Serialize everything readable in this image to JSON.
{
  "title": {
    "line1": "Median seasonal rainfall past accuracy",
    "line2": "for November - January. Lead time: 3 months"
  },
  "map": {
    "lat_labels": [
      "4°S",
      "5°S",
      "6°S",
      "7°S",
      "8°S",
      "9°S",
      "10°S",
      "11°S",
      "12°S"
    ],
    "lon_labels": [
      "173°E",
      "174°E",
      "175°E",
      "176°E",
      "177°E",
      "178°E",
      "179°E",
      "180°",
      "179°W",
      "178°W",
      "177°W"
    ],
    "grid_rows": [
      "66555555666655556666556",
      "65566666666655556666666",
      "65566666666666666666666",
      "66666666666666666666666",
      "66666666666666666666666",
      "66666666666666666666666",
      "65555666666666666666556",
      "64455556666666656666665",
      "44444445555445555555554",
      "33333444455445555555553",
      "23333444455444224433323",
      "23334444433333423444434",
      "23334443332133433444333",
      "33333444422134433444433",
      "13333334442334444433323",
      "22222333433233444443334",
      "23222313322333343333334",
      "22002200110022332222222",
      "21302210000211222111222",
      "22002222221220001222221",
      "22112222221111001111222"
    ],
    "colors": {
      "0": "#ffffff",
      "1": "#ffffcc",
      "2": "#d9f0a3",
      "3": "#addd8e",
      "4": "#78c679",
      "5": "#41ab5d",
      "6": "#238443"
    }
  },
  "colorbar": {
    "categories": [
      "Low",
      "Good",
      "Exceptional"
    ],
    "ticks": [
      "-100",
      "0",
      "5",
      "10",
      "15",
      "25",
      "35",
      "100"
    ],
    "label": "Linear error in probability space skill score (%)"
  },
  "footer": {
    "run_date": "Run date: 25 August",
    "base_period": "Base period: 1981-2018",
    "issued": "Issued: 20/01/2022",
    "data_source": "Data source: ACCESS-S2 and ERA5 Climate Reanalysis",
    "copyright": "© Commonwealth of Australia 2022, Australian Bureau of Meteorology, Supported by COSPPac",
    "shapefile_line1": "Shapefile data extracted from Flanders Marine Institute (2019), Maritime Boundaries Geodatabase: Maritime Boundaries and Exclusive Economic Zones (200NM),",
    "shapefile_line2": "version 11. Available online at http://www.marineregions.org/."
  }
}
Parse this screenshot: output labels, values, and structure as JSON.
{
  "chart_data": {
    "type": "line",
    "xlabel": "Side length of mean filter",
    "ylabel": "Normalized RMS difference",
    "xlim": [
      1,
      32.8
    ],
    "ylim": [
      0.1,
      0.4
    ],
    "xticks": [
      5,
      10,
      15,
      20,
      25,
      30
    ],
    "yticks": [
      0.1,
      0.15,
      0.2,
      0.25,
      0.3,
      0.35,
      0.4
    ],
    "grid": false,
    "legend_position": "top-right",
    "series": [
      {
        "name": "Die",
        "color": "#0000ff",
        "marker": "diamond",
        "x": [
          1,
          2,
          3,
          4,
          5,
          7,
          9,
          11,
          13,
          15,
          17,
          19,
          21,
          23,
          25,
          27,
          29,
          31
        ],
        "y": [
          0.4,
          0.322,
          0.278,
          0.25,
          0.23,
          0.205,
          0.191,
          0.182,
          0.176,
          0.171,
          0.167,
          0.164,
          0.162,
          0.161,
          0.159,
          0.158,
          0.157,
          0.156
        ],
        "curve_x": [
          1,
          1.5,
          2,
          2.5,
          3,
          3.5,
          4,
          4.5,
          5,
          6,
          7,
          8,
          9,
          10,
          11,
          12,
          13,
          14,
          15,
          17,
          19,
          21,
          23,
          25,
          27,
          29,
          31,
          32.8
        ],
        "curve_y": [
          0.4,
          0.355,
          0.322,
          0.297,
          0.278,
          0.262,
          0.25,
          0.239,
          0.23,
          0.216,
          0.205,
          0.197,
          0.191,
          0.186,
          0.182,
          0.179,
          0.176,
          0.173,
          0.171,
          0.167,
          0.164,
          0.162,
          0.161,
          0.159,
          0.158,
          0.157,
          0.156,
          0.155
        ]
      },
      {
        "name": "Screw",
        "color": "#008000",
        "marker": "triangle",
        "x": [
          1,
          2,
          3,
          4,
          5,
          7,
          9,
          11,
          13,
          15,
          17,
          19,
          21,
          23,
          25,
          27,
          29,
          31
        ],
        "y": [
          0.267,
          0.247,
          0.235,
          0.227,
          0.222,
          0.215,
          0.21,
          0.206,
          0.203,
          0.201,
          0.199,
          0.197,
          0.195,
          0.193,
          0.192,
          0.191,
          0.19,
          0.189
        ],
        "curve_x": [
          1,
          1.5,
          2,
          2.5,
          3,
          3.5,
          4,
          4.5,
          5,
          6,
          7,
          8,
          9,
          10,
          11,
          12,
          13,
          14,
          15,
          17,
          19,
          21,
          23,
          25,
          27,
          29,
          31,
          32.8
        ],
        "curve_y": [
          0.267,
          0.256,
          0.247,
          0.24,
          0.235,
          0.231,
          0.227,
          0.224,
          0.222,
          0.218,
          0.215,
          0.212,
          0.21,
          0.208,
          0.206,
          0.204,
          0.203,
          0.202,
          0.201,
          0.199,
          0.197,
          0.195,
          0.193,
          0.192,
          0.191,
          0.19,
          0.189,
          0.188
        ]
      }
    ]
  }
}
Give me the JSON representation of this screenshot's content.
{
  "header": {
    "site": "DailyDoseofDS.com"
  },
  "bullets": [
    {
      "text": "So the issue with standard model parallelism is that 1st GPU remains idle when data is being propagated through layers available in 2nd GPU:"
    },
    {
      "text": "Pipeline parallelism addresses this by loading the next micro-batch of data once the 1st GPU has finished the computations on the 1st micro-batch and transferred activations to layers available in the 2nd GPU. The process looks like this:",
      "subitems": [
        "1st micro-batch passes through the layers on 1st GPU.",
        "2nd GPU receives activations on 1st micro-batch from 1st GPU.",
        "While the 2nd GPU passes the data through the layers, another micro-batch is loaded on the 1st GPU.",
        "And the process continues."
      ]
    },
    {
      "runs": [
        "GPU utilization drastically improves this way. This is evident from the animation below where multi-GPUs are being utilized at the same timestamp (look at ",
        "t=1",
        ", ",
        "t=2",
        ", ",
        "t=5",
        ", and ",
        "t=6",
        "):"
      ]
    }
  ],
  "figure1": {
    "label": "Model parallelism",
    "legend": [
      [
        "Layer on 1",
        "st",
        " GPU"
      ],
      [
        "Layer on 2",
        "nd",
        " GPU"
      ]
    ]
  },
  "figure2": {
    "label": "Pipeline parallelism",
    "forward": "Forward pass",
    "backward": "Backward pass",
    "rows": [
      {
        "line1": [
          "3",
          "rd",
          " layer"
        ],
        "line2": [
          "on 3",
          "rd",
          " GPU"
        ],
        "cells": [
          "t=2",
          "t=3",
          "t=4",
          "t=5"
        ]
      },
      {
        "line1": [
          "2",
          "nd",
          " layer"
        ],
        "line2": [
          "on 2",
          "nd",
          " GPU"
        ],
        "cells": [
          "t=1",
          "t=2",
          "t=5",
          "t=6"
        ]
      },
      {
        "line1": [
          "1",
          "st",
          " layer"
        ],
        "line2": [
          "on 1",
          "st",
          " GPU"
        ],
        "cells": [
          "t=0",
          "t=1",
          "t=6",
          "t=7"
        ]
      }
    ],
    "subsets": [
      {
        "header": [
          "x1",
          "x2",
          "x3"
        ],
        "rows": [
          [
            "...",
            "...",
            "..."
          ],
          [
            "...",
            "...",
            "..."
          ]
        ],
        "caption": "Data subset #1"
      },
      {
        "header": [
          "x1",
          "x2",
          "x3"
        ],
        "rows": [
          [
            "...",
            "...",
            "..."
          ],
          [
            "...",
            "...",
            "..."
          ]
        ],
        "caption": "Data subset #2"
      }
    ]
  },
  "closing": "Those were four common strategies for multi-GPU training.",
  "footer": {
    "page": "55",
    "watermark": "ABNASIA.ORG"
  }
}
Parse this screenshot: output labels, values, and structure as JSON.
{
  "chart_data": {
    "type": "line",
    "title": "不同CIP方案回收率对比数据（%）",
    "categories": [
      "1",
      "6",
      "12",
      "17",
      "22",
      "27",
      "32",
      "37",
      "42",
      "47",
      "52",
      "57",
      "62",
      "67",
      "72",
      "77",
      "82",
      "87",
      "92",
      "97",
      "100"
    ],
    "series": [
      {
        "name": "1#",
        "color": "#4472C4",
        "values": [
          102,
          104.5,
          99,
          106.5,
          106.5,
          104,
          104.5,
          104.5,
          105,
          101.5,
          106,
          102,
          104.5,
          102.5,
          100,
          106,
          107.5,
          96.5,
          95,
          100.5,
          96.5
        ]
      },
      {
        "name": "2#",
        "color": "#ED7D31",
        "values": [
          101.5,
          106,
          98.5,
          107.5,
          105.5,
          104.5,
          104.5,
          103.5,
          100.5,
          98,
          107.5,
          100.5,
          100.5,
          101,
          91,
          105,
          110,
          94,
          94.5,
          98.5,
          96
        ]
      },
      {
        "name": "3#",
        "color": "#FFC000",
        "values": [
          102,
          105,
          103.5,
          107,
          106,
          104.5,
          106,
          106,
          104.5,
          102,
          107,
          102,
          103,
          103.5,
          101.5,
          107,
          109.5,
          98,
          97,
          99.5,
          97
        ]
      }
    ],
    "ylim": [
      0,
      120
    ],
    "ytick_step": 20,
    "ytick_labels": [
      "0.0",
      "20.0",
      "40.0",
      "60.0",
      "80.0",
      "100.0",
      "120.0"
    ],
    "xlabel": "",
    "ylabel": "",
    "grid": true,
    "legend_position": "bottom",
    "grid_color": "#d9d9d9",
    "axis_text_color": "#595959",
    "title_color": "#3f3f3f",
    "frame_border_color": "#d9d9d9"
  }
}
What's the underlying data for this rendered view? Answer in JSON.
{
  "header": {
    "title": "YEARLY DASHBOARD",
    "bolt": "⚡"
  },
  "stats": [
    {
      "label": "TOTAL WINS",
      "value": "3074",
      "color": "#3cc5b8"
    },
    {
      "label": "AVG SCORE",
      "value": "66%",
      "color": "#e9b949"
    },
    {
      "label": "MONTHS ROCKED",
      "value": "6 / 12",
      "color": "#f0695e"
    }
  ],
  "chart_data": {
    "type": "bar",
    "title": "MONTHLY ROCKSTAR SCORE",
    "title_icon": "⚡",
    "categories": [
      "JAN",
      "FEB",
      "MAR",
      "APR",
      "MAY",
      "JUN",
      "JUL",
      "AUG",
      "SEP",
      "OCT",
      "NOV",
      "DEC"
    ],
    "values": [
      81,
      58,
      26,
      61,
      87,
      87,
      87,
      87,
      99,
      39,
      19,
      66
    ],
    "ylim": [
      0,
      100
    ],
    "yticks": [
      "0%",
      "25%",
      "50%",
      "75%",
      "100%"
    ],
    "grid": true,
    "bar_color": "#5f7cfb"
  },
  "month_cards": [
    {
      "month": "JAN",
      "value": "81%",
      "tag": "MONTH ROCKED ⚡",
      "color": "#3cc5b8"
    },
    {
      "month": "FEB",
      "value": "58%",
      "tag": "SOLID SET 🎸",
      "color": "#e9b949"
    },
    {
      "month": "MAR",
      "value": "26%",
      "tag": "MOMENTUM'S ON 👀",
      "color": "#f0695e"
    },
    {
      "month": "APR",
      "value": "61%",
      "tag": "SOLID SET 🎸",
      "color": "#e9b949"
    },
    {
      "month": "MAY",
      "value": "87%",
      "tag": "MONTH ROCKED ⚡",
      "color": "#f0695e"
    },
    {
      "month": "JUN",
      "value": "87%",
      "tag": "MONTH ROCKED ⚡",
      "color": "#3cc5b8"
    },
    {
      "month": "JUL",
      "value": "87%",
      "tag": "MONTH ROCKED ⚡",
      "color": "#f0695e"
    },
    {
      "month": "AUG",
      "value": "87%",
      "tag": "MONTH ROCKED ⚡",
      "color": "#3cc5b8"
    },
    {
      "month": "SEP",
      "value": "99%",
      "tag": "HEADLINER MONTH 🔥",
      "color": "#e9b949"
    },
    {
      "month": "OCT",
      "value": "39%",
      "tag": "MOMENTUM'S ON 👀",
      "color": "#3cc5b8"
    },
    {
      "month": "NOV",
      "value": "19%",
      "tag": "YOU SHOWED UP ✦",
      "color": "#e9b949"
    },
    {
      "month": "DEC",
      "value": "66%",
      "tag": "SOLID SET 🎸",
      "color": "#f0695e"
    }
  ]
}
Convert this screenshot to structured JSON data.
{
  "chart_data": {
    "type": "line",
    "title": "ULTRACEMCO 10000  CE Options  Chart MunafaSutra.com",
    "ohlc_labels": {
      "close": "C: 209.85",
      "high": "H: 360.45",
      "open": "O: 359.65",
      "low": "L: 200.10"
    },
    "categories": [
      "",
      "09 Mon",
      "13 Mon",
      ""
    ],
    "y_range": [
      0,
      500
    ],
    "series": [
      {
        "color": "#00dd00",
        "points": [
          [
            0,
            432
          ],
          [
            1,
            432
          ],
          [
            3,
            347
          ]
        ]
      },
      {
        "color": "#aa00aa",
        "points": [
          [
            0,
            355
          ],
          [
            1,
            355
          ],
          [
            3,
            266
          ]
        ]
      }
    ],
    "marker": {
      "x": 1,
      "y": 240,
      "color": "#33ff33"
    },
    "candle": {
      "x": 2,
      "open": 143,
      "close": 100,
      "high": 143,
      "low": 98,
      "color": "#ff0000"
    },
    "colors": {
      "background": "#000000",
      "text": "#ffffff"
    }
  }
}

- Exercise prompt
Everything from the line with "Convert this screenshot" to the end of the listing above needs to be duplicated exactly, both end lines included, with nothing more.

- Response
Convert this screenshot to structured JSON data.
{
  "chart_data": {
    "type": "line",
    "title": "ULTRACEMCO 10000  CE Options  Chart MunafaSutra.com",
    "ohlc_labels": {
      "close": "C: 209.85",
      "high": "H: 360.45",
      "open": "O: 359.65",
      "low": "L: 200.10"
    },
    "categories": [
      "",
      "09 Mon",
      "13 Mon",
      ""
    ],
    "y_range": [
      0,
      500
    ],
    "series": [
      {
        "color": "#00dd00",
        "points": [
          [
            0,
            432
          ],
          [
            1,
            432
          ],
          [
            3,
            347
          ]
        ]
      },
      {
        "color": "#aa00aa",
        "points": [
          [
            0,
            355
          ],
          [
            1,
            355
          ],
          [
            3,
            266
          ]
        ]
      }
    ],
    "marker": {
      "x": 1,
      "y": 240,
      "color": "#33ff33"
    },
    "candle": {
      "x": 2,
      "open": 143,
      "close": 100,
      "high": 143,
      "low": 98,
      "color": "#ff0000"
    },
    "colors": {
      "background": "#000000",
      "text": "#ffffff"
    }
  }
}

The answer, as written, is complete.